→ PROBLEM DESCRIPTION
Lines with the word "digestion": copy all of them from the entries below.

──────

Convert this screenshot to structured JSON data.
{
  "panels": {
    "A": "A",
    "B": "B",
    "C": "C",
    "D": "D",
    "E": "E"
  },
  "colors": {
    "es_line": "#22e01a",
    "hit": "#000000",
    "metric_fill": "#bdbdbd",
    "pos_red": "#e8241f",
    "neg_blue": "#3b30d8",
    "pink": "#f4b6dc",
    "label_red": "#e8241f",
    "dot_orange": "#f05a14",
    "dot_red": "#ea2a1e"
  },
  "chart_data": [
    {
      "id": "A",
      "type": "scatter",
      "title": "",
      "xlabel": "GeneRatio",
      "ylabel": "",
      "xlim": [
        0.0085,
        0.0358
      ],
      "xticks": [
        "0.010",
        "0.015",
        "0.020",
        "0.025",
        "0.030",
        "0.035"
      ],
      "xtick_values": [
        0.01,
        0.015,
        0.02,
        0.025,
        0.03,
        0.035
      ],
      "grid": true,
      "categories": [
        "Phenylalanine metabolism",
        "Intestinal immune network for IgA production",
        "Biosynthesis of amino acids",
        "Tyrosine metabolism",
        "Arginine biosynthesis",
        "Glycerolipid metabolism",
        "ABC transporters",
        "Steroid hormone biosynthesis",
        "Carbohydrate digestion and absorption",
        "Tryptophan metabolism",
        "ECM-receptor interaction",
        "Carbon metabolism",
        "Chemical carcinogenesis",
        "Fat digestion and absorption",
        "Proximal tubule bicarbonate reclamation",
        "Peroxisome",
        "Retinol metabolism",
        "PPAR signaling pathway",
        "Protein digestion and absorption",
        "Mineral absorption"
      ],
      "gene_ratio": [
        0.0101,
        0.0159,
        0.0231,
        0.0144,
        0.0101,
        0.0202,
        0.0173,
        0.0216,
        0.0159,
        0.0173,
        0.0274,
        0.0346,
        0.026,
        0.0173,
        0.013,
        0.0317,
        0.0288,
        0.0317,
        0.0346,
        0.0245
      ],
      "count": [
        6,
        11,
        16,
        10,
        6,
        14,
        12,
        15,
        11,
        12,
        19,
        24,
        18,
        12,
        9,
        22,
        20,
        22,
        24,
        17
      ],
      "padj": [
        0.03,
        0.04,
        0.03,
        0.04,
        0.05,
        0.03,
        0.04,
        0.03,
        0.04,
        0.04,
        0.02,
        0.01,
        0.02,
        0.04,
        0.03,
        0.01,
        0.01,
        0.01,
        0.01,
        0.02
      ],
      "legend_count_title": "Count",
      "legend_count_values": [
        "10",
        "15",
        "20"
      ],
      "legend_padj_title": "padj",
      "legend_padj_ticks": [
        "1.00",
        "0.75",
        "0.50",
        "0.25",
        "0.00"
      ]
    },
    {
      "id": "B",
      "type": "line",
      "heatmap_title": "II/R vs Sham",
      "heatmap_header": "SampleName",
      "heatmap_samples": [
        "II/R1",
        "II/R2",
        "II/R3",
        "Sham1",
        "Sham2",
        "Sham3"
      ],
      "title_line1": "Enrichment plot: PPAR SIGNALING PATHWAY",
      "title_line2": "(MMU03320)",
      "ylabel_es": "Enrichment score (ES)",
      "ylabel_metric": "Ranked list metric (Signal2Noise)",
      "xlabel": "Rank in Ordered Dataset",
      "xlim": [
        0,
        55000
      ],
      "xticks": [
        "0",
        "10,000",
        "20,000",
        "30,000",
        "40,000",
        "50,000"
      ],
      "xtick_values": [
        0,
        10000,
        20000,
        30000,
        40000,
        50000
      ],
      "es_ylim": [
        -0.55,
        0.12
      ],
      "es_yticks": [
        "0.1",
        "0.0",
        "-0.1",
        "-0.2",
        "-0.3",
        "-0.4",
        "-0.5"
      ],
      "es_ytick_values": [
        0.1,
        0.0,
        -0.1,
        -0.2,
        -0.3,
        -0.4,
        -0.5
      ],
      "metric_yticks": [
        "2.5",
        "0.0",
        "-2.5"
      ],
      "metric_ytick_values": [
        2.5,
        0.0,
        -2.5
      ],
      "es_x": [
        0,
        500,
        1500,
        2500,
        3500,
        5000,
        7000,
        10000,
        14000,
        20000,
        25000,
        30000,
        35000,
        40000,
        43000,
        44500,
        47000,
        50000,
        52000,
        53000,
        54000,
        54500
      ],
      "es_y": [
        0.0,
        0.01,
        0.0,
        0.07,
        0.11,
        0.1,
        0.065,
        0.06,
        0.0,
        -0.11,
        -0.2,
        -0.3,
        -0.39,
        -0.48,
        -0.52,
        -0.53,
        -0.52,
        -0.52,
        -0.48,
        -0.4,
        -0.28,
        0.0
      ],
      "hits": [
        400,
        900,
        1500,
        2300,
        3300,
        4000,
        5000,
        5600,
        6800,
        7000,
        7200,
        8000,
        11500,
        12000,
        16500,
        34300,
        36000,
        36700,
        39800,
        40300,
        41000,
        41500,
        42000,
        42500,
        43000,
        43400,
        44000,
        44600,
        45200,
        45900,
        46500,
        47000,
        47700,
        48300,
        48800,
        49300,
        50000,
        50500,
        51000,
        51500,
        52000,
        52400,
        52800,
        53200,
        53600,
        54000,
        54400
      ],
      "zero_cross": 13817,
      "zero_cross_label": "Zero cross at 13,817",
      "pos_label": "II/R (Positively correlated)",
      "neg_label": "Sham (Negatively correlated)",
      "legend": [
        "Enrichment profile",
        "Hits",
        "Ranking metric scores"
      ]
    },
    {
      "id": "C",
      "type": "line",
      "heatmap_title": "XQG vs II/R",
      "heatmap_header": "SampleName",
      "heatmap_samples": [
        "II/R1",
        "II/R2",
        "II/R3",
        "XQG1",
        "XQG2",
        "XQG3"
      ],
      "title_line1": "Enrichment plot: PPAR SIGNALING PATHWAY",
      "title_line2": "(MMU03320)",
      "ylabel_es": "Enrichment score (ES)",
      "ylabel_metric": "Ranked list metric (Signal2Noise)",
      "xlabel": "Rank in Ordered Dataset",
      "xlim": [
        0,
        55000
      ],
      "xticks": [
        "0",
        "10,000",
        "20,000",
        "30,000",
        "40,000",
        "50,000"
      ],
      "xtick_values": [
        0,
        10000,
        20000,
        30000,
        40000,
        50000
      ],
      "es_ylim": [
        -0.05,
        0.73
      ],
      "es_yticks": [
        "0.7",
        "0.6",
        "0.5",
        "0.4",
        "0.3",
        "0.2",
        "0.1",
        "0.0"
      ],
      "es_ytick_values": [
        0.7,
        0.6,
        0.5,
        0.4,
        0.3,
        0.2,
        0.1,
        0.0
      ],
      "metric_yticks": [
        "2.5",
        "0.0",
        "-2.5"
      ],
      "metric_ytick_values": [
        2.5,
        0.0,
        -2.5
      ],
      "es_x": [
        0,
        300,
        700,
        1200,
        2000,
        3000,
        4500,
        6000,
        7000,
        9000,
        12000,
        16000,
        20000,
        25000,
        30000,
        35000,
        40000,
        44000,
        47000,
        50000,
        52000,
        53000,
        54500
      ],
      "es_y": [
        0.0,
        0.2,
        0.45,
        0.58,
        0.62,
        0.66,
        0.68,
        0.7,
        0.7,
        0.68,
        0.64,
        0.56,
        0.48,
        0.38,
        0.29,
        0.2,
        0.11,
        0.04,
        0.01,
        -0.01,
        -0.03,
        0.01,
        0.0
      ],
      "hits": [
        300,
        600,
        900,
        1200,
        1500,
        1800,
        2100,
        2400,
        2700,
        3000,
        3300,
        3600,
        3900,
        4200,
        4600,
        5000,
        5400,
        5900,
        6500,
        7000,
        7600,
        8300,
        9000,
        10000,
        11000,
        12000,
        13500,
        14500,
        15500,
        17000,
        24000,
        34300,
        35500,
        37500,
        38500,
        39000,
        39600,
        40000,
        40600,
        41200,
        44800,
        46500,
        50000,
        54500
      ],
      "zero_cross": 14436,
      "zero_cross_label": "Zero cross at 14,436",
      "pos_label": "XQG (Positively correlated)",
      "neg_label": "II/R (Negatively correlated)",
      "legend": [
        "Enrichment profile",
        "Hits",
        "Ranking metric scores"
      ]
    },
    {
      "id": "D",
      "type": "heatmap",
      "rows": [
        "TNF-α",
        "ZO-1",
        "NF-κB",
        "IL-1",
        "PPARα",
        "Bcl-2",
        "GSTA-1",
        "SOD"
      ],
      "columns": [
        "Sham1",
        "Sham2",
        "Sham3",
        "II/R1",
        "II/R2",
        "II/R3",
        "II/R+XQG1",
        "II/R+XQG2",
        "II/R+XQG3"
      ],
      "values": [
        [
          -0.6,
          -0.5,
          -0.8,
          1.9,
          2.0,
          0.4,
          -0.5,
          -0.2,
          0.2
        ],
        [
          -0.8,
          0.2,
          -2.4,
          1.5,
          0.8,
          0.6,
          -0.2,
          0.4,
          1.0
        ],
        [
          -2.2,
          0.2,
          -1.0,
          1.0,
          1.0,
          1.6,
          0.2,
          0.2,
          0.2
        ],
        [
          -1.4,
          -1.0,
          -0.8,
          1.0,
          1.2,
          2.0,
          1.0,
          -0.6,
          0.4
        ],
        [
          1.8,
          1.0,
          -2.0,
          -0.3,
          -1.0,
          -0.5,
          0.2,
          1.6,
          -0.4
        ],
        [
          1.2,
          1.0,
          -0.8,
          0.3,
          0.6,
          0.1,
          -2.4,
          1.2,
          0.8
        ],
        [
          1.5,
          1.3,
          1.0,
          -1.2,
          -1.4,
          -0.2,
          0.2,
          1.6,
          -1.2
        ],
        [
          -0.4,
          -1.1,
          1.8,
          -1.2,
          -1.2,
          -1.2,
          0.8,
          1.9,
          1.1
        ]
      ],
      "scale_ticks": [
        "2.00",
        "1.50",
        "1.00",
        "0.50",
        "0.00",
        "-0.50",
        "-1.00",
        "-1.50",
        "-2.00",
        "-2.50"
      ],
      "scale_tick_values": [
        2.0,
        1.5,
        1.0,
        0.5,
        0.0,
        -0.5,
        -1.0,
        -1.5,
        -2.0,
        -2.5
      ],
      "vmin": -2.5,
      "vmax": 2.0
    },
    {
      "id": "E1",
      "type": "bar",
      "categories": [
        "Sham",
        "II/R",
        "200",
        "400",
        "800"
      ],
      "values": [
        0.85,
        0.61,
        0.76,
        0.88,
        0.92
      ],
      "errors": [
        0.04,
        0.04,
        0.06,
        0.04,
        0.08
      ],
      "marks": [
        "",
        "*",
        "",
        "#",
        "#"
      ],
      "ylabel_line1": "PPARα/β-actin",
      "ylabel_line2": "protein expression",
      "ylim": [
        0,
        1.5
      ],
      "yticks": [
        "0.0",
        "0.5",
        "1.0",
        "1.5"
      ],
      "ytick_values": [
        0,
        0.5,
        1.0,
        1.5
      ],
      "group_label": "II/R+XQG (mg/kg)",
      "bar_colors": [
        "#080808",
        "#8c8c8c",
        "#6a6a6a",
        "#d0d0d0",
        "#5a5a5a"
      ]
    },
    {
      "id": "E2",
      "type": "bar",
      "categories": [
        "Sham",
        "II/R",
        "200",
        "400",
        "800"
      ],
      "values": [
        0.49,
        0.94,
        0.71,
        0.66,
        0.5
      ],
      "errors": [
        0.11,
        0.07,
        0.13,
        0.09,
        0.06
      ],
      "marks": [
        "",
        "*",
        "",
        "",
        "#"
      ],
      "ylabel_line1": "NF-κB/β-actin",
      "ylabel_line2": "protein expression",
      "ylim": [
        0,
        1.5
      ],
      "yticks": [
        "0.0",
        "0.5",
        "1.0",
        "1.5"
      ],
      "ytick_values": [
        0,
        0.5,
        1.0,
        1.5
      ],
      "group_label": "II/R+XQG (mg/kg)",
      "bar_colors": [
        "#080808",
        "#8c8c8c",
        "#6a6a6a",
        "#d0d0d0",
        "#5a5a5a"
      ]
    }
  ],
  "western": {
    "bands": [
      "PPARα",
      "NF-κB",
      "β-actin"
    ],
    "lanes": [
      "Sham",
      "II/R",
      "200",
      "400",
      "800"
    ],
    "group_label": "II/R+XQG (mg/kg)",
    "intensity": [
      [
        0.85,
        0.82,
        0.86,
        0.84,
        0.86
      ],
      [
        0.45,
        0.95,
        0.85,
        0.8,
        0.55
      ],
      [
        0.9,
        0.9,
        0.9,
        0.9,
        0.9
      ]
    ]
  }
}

──────

→ THE COMPLETED TASK
        "Carbohydrate digestion and absorption",
        "Fat digestion and absorption",
        "Protein digestion and absorption",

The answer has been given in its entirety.